## Given records:
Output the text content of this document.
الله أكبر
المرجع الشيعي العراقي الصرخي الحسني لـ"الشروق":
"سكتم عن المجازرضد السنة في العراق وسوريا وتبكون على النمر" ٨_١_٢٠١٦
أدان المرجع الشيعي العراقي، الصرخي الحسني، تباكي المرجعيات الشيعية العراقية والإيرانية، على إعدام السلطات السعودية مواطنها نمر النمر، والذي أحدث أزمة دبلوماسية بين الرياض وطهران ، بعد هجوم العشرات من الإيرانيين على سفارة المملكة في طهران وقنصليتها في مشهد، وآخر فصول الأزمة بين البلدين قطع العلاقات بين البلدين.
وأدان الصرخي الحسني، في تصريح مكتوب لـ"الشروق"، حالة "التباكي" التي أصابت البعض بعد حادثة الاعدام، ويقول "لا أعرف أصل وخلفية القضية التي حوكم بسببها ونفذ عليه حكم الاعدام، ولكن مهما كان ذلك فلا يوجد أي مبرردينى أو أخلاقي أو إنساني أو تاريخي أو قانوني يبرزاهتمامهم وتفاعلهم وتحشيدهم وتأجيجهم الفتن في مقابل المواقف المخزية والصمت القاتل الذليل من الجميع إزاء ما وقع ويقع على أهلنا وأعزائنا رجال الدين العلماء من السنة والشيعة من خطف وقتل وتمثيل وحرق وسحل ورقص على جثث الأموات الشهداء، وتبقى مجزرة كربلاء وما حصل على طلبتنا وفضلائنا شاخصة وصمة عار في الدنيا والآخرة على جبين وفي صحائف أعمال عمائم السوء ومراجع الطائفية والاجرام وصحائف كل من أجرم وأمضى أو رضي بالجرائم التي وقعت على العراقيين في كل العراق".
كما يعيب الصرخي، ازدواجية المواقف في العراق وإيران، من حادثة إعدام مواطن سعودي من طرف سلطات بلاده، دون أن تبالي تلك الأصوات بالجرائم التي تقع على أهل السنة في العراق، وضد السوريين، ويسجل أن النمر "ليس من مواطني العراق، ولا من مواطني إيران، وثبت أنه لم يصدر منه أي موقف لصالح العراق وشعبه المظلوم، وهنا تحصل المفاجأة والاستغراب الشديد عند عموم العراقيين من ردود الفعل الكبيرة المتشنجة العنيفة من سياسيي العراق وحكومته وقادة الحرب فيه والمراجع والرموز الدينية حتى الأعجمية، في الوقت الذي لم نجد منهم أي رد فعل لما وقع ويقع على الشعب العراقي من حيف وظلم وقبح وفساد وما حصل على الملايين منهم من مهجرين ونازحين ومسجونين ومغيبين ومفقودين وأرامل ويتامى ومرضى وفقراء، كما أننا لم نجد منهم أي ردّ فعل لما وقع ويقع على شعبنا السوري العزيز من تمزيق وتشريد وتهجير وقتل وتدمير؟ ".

## What is being asked:
Take the data above and return it exactly.

## In response:
Output the text content of this document.
الله أكبر
المرجع الشيعي العراقي الصرخي الحسني لـ"الشروق":
"سكتم عن المجازرضد السنة في العراق وسوريا وتبكون على النمر" ٨_١_٢٠١٦
أدان المرجع الشيعي العراقي، الصرخي الحسني، تباكي المرجعيات الشيعية العراقية والإيرانية، على إعدام السلطات السعودية مواطنها نمر النمر، والذي أحدث أزمة دبلوماسية بين الرياض وطهران ، بعد هجوم العشرات من الإيرانيين على سفارة المملكة في طهران وقنصليتها في مشهد، وآخر فصول الأزمة بين البلدين قطع العلاقات بين البلدين.
وأدان الصرخي الحسني، في تصريح مكتوب لـ"الشروق"، حالة "التباكي" التي أصابت البعض بعد حادثة الاعدام، ويقول "لا أعرف أصل وخلفية القضية التي حوكم بسببها ونفذ عليه حكم الاعدام، ولكن مهما كان ذلك فلا يوجد أي مبرردينى أو أخلاقي أو إنساني أو تاريخي أو قانوني يبرزاهتمامهم وتفاعلهم وتحشيدهم وتأجيجهم الفتن في مقابل المواقف المخزية والصمت القاتل الذليل من الجميع إزاء ما وقع ويقع على أهلنا وأعزائنا رجال الدين العلماء من السنة والشيعة من خطف وقتل وتمثيل وحرق وسحل ورقص على جثث الأموات الشهداء، وتبقى مجزرة كربلاء وما حصل على طلبتنا وفضلائنا شاخصة وصمة عار في الدنيا والآخرة على جبين وفي صحائف أعمال عمائم السوء ومراجع الطائفية والاجرام وصحائف كل من أجرم وأمضى أو رضي بالجرائم التي وقعت على العراقيين في كل العراق".
كما يعيب الصرخي، ازدواجية المواقف في العراق وإيران، من حادثة إعدام مواطن سعودي من طرف سلطات بلاده، دون أن تبالي تلك الأصوات بالجرائم التي تقع على أهل السنة في العراق، وضد السوريين، ويسجل أن النمر "ليس من مواطني العراق، ولا من مواطني إيران، وثبت أنه لم يصدر منه أي موقف لصالح العراق وشعبه المظلوم، وهنا تحصل المفاجأة والاستغراب الشديد عند عموم العراقيين من ردود الفعل الكبيرة المتشنجة العنيفة من سياسيي العراق وحكومته وقادة الحرب فيه والمراجع والرموز الدينية حتى الأعجمية، في الوقت الذي لم نجد منهم أي رد فعل لما وقع ويقع على الشعب العراقي من حيف وظلم وقبح وفساد وما حصل على الملايين منهم من مهجرين ونازحين ومسجونين ومغيبين ومفقودين وأرامل ويتامى ومرضى وفقراء، كما أننا لم نجد منهم أي ردّ فعل لما وقع ويقع على شعبنا السوري العزيز من تمزيق وتشريد وتهجير وقتل وتدمير؟ ".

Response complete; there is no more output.